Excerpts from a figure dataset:

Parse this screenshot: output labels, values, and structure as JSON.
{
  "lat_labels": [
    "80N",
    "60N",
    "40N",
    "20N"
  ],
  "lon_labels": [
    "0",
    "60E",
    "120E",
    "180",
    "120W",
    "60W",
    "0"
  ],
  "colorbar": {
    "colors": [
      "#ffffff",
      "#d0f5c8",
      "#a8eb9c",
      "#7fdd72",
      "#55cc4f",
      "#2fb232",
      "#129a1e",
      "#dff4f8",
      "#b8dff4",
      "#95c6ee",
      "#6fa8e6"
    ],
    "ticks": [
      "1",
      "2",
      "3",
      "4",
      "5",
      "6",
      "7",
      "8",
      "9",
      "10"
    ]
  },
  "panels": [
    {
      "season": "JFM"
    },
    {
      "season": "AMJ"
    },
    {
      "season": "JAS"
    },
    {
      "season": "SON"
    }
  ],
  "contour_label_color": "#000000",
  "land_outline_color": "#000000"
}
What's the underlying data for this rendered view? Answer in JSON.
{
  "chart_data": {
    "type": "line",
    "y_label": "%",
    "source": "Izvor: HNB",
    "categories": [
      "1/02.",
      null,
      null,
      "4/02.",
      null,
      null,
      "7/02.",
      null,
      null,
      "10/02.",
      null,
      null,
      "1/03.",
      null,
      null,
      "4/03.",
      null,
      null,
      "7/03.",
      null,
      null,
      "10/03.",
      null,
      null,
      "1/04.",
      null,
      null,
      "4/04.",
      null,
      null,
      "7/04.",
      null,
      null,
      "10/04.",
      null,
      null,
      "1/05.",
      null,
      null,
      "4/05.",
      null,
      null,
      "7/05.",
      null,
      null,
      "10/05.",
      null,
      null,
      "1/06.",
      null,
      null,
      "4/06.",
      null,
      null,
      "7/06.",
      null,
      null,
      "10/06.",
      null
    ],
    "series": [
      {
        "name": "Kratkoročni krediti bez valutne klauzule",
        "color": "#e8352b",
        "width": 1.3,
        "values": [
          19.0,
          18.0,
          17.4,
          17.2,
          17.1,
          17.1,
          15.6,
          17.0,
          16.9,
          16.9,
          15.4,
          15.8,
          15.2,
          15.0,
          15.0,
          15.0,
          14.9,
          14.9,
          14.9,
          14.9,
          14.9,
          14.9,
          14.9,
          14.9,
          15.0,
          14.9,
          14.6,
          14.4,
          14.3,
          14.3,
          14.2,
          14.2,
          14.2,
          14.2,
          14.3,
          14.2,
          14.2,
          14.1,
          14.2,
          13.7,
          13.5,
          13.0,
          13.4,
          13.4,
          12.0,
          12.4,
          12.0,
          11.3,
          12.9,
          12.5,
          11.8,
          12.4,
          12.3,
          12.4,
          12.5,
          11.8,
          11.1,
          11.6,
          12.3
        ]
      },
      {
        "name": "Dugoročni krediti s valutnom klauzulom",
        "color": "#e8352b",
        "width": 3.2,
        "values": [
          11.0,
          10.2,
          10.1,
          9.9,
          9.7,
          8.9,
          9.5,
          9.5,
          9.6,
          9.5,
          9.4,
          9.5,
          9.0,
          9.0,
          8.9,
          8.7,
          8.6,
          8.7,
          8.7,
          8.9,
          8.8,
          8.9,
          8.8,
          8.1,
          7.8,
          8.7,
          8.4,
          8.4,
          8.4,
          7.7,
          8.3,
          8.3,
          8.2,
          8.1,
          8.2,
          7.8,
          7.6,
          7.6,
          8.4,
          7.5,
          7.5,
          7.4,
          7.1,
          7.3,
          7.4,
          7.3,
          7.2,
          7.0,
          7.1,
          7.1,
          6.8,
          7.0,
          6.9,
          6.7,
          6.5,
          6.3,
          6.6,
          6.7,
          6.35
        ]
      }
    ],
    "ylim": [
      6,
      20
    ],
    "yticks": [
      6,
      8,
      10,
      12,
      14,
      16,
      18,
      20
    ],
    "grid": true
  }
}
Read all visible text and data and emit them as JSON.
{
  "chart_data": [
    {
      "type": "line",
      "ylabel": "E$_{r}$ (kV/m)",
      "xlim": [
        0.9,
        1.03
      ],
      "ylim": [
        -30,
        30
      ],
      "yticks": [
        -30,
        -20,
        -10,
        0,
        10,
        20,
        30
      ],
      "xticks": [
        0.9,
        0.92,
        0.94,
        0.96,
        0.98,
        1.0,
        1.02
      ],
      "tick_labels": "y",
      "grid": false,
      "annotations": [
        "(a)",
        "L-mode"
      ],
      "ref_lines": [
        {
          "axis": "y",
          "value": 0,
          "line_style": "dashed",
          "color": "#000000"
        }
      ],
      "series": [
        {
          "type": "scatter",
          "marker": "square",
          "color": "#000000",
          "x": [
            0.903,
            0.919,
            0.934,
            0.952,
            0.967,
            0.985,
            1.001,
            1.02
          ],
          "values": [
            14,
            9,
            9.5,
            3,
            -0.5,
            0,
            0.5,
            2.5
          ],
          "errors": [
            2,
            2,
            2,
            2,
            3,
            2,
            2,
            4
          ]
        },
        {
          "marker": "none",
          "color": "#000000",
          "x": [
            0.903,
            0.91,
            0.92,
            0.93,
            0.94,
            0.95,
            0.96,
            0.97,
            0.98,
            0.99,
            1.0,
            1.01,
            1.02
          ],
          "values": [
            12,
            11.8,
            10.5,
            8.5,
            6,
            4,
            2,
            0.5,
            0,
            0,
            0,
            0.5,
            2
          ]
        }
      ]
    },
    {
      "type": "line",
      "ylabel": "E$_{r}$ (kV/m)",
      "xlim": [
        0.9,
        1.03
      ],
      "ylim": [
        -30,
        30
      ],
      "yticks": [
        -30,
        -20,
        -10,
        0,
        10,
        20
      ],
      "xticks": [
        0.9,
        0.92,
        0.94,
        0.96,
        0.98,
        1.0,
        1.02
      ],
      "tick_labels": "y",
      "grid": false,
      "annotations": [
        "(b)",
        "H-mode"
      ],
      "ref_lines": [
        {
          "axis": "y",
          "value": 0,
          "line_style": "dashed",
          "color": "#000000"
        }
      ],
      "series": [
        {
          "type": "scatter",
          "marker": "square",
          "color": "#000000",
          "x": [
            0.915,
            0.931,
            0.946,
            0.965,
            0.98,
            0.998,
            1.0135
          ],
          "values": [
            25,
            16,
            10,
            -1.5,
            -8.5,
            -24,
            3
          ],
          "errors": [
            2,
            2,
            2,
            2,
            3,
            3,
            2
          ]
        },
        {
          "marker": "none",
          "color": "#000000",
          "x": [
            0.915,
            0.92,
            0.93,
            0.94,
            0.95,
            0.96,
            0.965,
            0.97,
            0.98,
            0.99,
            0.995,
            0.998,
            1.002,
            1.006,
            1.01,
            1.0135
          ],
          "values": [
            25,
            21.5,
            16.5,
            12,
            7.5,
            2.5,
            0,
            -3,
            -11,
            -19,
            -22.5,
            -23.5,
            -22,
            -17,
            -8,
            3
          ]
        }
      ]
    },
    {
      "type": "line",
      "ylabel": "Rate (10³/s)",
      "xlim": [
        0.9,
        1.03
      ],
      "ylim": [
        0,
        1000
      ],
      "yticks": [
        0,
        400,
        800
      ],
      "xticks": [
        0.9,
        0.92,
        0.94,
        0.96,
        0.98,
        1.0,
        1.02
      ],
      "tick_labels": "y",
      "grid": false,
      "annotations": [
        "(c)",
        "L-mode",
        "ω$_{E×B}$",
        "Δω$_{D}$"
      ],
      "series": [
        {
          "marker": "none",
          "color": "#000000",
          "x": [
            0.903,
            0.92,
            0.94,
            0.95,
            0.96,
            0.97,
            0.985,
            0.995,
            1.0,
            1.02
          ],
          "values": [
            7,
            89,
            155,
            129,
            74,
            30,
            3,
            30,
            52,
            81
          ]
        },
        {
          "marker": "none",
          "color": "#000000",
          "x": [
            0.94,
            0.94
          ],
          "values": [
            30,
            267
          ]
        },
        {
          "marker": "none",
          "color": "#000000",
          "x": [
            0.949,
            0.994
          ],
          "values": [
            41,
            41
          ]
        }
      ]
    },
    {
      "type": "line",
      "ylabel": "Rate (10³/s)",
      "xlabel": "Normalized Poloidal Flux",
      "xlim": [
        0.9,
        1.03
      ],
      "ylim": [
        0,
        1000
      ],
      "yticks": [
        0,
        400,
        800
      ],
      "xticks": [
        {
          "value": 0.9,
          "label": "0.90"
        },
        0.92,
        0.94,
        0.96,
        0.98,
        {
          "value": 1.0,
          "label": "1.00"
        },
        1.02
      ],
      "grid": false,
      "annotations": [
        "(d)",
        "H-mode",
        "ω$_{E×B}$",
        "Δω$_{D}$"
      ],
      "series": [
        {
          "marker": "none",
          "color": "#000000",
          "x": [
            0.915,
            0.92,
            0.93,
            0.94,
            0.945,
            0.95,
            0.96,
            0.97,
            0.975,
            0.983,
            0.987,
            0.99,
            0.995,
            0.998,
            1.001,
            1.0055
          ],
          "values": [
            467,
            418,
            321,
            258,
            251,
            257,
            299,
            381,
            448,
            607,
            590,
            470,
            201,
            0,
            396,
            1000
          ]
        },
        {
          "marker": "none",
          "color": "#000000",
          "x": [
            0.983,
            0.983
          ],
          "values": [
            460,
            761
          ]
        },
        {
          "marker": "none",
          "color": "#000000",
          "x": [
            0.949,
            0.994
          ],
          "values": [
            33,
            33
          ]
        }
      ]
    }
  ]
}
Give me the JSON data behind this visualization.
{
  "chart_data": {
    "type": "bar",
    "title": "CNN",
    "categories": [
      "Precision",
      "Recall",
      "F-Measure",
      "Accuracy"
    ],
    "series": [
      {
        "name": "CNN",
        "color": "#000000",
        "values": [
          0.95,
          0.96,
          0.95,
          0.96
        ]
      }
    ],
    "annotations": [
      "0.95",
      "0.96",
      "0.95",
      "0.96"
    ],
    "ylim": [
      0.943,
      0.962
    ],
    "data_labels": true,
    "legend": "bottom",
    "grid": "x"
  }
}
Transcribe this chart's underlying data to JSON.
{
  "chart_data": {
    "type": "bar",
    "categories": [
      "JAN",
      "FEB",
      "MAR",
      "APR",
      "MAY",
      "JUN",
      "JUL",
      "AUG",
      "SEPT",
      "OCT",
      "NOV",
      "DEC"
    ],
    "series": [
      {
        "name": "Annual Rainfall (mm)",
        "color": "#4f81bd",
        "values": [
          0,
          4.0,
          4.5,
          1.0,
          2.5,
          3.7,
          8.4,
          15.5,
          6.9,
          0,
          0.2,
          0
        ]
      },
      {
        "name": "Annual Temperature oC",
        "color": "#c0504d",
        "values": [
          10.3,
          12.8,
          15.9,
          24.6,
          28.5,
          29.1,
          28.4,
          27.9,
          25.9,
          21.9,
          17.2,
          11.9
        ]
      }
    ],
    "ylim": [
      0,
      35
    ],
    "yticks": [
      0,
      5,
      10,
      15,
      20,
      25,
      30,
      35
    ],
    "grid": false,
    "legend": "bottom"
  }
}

(TASK OBJECTIVE) Pull out every line containing "this".

(WORKED ANSWER)
Parse this screenshot: output labels, values, and structure as JSON.
What's the underlying data for this rendered view? Answer in JSON.
Give me the JSON data behind this visualization.
Transcribe this chart's underlying data to JSON.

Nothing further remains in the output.